## Stated problem
Copy out every line in which the string "BrunnenHellerborn" occurs.

## Exercise inputs
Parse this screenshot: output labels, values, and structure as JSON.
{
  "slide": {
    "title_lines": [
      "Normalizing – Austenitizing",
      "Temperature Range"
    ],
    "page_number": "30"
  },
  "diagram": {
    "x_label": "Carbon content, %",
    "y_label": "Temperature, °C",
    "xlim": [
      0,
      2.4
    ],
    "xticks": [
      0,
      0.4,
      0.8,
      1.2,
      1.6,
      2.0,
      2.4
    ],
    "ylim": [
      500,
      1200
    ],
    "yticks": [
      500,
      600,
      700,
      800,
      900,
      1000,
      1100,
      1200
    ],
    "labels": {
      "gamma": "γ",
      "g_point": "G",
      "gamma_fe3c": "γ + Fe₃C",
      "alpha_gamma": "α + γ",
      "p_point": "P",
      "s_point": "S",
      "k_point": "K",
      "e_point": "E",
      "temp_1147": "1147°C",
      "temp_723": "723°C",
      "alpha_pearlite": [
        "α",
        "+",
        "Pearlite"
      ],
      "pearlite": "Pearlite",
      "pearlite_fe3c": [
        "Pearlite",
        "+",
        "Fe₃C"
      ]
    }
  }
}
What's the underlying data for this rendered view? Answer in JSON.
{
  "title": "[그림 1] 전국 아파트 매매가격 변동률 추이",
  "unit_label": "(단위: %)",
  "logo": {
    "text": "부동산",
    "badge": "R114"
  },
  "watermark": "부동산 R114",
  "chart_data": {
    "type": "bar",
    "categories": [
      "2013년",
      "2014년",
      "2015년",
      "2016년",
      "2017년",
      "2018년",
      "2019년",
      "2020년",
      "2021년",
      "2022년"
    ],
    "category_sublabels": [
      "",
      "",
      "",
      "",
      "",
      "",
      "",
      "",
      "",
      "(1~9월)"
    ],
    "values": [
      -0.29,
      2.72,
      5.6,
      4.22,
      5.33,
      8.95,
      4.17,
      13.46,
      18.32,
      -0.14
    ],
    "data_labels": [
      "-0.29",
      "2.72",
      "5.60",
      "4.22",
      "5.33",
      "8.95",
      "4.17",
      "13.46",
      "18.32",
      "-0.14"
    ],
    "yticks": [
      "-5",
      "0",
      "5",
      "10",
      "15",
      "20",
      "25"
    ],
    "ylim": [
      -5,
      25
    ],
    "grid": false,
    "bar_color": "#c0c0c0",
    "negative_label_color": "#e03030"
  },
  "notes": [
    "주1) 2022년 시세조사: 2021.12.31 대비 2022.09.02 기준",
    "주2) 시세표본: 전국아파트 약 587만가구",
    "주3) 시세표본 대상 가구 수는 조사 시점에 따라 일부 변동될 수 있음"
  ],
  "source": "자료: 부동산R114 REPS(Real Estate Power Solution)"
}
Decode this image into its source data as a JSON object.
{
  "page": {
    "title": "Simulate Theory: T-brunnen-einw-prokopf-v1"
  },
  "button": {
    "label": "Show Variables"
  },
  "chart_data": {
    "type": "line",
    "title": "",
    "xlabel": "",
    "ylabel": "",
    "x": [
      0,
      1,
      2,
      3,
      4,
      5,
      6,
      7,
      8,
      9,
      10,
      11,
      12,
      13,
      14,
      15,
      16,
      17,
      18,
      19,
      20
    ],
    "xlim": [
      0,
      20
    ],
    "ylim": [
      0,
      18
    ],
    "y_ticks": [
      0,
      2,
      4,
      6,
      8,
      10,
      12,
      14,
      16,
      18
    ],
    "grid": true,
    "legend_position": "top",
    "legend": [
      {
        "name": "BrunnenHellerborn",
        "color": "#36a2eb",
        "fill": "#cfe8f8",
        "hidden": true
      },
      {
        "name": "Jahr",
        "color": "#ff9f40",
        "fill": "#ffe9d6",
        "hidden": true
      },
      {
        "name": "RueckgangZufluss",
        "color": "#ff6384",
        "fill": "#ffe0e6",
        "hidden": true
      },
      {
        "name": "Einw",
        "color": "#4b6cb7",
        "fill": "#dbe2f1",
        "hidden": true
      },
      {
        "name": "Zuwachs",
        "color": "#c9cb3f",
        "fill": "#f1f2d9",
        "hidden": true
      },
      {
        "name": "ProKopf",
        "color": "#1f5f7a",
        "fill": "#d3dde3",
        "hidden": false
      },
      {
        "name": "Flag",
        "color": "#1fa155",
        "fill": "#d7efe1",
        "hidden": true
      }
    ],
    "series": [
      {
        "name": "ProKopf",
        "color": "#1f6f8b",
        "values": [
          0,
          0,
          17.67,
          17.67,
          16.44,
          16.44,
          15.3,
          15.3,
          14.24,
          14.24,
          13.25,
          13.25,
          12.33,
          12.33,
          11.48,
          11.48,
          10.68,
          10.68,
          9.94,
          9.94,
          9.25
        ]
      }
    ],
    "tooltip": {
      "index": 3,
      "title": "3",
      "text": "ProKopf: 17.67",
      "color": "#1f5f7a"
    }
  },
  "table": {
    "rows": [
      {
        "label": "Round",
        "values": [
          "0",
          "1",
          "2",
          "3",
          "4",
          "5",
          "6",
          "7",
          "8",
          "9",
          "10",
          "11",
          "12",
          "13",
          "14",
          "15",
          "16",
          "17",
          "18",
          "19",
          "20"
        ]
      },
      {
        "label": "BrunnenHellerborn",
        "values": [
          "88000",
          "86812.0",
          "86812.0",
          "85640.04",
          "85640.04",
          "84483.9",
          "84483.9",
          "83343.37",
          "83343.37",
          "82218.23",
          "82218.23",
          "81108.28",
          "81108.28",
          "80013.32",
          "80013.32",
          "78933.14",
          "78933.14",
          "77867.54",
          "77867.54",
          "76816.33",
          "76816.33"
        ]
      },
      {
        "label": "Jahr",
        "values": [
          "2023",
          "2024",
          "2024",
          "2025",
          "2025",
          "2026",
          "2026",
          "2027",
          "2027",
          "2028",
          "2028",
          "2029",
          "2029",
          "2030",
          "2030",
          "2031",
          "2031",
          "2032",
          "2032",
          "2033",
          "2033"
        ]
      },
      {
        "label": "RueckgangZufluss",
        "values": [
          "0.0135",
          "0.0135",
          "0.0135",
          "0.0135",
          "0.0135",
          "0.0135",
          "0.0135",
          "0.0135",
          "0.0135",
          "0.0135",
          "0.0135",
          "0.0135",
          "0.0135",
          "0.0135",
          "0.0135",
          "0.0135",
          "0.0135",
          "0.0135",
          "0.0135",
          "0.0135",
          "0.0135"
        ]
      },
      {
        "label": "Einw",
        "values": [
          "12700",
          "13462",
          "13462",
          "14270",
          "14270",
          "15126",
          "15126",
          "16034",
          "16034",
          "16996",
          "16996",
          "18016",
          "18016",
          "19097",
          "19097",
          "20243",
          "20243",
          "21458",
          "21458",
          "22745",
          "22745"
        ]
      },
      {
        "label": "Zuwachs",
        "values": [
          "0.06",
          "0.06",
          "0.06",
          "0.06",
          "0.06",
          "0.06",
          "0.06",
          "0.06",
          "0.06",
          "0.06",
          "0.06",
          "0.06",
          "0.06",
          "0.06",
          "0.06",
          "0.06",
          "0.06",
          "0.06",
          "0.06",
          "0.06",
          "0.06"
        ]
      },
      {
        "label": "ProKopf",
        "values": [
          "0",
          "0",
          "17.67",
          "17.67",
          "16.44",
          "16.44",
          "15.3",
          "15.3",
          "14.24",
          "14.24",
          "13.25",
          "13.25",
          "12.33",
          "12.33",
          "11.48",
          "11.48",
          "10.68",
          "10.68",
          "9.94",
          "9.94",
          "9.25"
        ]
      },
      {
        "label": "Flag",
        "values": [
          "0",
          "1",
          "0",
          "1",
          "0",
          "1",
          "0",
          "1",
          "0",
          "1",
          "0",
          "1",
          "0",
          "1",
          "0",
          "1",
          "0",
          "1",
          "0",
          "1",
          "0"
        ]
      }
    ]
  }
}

## Expected answer
        "name": "BrunnenHellerborn",
        "label": "BrunnenHellerborn",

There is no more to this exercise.